Selection
┌──

A lack of seller motivation, as much as any other reason, can cause deals to fail.  As intermediaries, we have found it absolutely imperative that we know precisely why a business owner is selling.  Many buyers are skeptical of seller motivation, and with good reason. Many businesses are poised to go down the tubes and, as such, are the primary reasons many sellers try to sell. It is understandable why many buyers question the sellers’ motivations. Intermediaries often waste valuable time trying to work with an unmotivated seller.

There are many other acceptable reasons why sellers enter the marketplace for their businesses.  We feel a short analysis of these common reasons can aid the perspective buyer in identifying these situations as they appear.

Why Companies Are for Sale

A business owner can spend his entire career developing a business until it becomes his baby.  Selling can be the most difficult and emotional decision a business owner will ever make.  It is filled with emotions similar to sending a child off to college or giving a daughter away at her wedding.  The timing and reasons for selling must be right, and the reason for selling should be paramount to a prospective buyer.  A buyer needs to be assured that the reason for selling is not due to negative factors such as problems in the industry, increased competition, or employee problems.  We have had many owners tell us they are waiting for the best time to sell. The problem is that no one can ever predict when that time will be, unless they have a crystal ball and can predict the future.  The following factors are the most common selling factors for a business owner:

Burnout / Boredom

A business owner can lose his passion for the business, hate to go to the office and cannot wait to leave. Burnout and boredom are the most common reasons for an owner selling his business.  Many businesses that have flattened sales for two or three consecutive years reflect an owner that could work harder to drive the business upward but has lost the passion to do so.  If sales have flattened or started to decline, employee morale, customer service, and/or supplier relations may have deteriorated.

└──

Dataset records
┌──

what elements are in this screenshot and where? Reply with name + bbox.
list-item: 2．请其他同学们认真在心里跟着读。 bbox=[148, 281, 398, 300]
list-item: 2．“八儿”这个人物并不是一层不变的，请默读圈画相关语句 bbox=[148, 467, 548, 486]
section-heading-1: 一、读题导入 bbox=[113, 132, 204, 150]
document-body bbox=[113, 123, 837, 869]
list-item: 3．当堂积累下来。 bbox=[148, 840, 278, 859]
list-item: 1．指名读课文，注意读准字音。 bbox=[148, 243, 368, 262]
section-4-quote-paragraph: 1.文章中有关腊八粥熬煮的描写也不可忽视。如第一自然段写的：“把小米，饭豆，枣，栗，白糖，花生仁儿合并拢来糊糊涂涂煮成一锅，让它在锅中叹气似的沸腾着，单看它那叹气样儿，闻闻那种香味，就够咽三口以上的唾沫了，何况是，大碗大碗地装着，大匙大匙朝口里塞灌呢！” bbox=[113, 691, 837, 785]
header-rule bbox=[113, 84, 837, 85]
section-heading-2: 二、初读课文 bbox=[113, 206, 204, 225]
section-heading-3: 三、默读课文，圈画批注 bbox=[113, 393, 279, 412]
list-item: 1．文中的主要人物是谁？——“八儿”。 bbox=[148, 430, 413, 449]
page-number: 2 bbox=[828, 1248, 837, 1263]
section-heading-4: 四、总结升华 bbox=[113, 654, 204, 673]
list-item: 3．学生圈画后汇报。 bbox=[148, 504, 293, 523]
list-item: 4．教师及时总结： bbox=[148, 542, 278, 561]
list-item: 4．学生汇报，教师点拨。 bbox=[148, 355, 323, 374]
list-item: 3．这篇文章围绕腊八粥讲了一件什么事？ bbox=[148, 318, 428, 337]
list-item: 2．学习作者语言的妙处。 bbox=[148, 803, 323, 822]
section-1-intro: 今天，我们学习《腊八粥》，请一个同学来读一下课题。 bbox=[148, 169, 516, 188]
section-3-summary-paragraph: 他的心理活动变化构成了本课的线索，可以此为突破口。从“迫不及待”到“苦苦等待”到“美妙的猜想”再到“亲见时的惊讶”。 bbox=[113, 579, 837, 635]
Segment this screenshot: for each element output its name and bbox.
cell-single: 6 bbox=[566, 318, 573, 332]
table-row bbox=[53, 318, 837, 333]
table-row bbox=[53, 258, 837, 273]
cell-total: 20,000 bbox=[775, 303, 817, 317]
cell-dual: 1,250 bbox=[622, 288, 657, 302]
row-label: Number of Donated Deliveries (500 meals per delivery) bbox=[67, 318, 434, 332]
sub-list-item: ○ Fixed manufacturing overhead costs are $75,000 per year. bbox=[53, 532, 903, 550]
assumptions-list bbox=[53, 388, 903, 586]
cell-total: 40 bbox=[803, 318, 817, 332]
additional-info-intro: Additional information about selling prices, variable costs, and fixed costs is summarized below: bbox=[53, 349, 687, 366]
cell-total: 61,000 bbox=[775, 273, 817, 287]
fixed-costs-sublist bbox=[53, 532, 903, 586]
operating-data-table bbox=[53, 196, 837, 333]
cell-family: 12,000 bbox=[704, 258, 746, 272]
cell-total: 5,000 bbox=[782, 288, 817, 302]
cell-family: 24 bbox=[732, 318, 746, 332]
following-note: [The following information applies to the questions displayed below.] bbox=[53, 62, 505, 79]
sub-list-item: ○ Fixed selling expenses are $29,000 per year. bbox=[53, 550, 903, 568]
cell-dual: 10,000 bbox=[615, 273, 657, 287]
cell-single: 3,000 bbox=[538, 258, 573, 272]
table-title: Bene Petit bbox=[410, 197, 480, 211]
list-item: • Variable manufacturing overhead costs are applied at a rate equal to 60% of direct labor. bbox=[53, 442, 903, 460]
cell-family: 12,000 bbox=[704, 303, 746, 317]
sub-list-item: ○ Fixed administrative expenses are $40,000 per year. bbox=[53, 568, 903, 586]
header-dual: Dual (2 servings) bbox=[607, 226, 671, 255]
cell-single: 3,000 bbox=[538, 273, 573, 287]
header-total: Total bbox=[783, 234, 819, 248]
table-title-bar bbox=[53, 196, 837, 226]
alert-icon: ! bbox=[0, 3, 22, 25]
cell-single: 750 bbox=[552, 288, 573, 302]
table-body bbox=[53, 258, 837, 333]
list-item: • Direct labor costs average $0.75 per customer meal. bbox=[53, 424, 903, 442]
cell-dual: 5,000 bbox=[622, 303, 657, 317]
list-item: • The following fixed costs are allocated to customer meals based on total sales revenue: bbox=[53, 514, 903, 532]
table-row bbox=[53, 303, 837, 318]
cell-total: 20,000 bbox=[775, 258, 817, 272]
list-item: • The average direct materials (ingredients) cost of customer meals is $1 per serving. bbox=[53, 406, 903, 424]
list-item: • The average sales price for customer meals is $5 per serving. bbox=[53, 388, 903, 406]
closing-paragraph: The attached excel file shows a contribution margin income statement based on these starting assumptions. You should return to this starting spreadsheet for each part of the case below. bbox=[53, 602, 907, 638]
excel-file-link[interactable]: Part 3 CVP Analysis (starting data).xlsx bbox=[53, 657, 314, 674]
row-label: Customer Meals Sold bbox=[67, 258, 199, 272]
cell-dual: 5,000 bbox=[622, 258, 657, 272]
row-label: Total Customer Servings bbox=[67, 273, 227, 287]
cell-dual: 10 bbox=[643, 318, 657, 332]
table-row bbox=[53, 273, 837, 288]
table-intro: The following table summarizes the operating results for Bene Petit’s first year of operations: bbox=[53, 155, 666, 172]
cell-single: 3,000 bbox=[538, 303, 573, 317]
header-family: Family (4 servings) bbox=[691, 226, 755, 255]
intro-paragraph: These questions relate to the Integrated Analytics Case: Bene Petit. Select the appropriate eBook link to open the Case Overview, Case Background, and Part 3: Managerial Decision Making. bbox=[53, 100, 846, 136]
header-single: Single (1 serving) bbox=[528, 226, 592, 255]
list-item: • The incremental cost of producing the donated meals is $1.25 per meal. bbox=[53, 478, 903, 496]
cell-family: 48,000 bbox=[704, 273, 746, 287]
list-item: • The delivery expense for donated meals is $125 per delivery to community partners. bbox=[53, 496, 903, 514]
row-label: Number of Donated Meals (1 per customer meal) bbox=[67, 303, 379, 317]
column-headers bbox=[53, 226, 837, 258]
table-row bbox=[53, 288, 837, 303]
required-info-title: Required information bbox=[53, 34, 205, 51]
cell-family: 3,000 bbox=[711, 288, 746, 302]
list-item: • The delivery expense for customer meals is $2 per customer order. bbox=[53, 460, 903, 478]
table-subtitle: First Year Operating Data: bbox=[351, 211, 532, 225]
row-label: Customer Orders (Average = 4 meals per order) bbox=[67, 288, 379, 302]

└──

Problems to work on
a) Print the passage on why business owners sell word for word, starting at "A business owner can lose" and ending at "may have deteriorated.".
b) Carry on the passage on why business owners sell from the point at which it stops.
The data has no connection to the passage on why business owners sell.

Responses to the exercise
a)
A business owner can lose his passion for the business, hate to go to the office and cannot wait to leave. Burnout and boredom are the most common reasons for an owner selling his business.  Many businesses that have flattened sales for two or three consecutive years reflect an owner that could work harder to drive the business upward but has lost the passion to do so.  If sales have flattened or started to decline, employee morale, customer service, and/or supplier relations may have deteriorated.

b)
 Retirement (Age)

At some point in life, the time comes to reap the benefits of years of hard work. This is another common reason for sale in the business transfer industry.  From a buyer’s perspective, this is the most justifiable reason for sale, which creates a comfort level when analyzing a business. If the owner does not have heirs to pass the business to, he is faced with the prospect of selling.

Health

Health is a very unfortunate reason for selling because it is usually out of the business owner’s control.  Often, the sale has to be quick because of a decline in sales and a void of top decision-making due to less time being spent at the business by the owner.  On the other hand, a prospective buyer will feel more comfortable with this scenario.  Structuring a deal for a quick sale due to the owner’s health does not have to be for a lower price.  A seller can set up a low down payment and a longer owner note, which will keep the sale price at the highest justifiable level while getting the owner out quickly.

Lack of operating capital / Need for growth capital

If it were not for capital concerns, many business owners might never sell.  There comes a point when the continued worry of funding accounts receivable, payroll, or the rent will push a business owner over the edge.  A business can actually become harder to handle financially with increasing sales even though there is more money generated by the business. There is also the dilemma of growing a business to its maximum point and not being able to go beyond it due to a lack of funding or managerial ability.  A business owner will say to himself, “If I just had some more capital I could do X, Y and Z and double the business.”  Many owners that we have represented have reached a comfort level in their operations and do not want or feel comfortable with investing more capital to get the business to the next level. This is similar to burnout and many times the business will flatten out due to a lack of motivation.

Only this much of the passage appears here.